Exercise instructions
Write the data out again exactly, dropping any images it holds.

● ● ● ●

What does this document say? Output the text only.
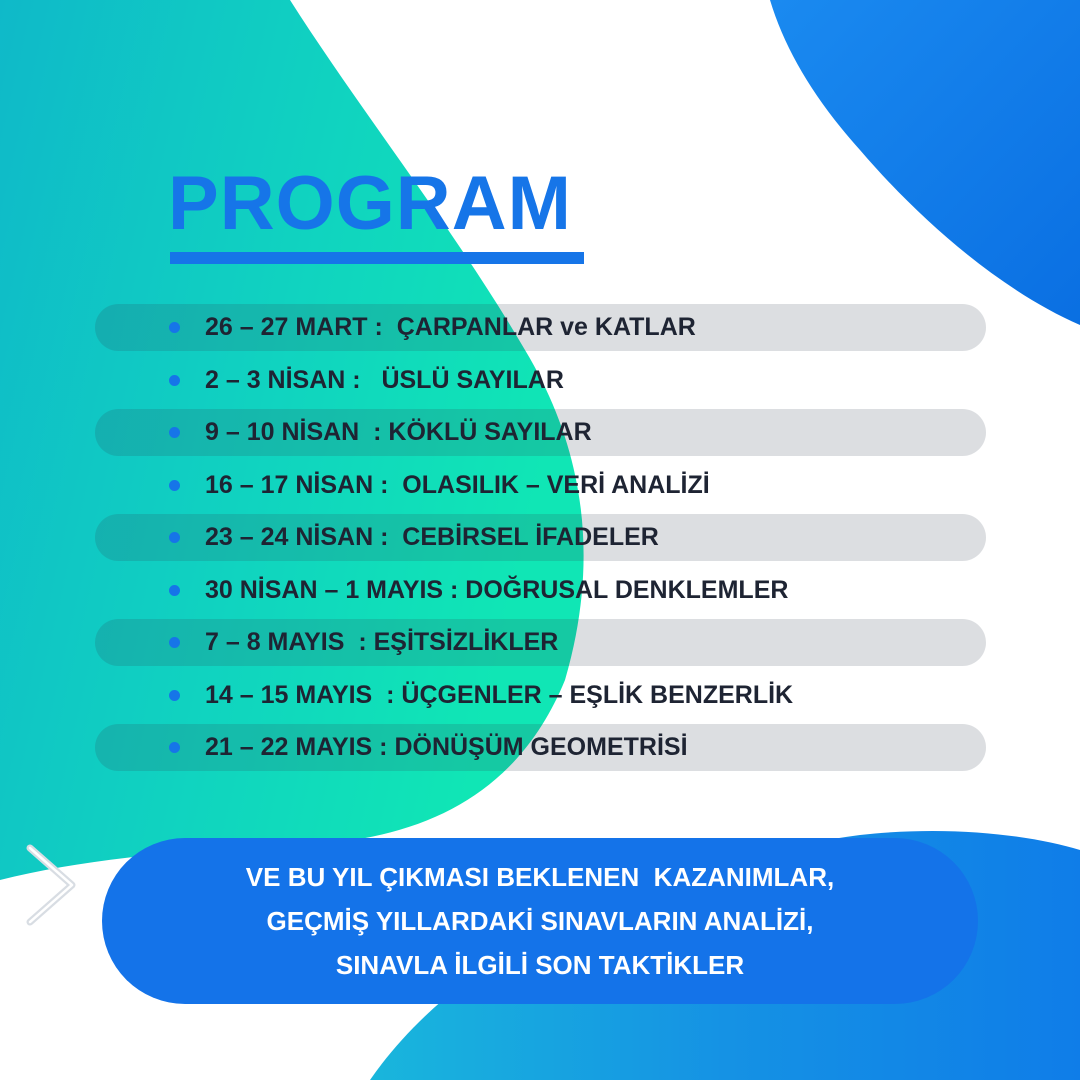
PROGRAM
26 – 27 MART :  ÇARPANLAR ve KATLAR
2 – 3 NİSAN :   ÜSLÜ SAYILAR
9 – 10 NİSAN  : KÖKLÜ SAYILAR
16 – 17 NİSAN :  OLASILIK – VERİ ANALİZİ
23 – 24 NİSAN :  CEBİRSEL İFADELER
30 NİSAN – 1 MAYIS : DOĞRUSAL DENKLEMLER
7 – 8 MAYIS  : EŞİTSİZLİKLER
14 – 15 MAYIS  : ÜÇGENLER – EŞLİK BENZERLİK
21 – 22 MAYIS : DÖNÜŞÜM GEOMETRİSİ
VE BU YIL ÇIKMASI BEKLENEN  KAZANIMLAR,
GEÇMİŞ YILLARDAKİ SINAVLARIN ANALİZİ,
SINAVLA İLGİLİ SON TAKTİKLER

● ● ● ●

Worked solution
What does this document say? Output the text only.
PROGRAM
26 – 27 MART :  ÇARPANLAR ve KATLAR
2 – 3 NİSAN :   ÜSLÜ SAYILAR
9 – 10 NİSAN  : KÖKLÜ SAYILAR
16 – 17 NİSAN :  OLASILIK – VERİ ANALİZİ
23 – 24 NİSAN :  CEBİRSEL İFADELER
30 NİSAN – 1 MAYIS : DOĞRUSAL DENKLEMLER
7 – 8 MAYIS  : EŞİTSİZLİKLER
14 – 15 MAYIS  : ÜÇGENLER – EŞLİK BENZERLİK
21 – 22 MAYIS : DÖNÜŞÜM GEOMETRİSİ
VE BU YIL ÇIKMASI BEKLENEN  KAZANIMLAR,
GEÇMİŞ YILLARDAKİ SINAVLARIN ANALİZİ,
SINAVLA İLGİLİ SON TAKTİKLER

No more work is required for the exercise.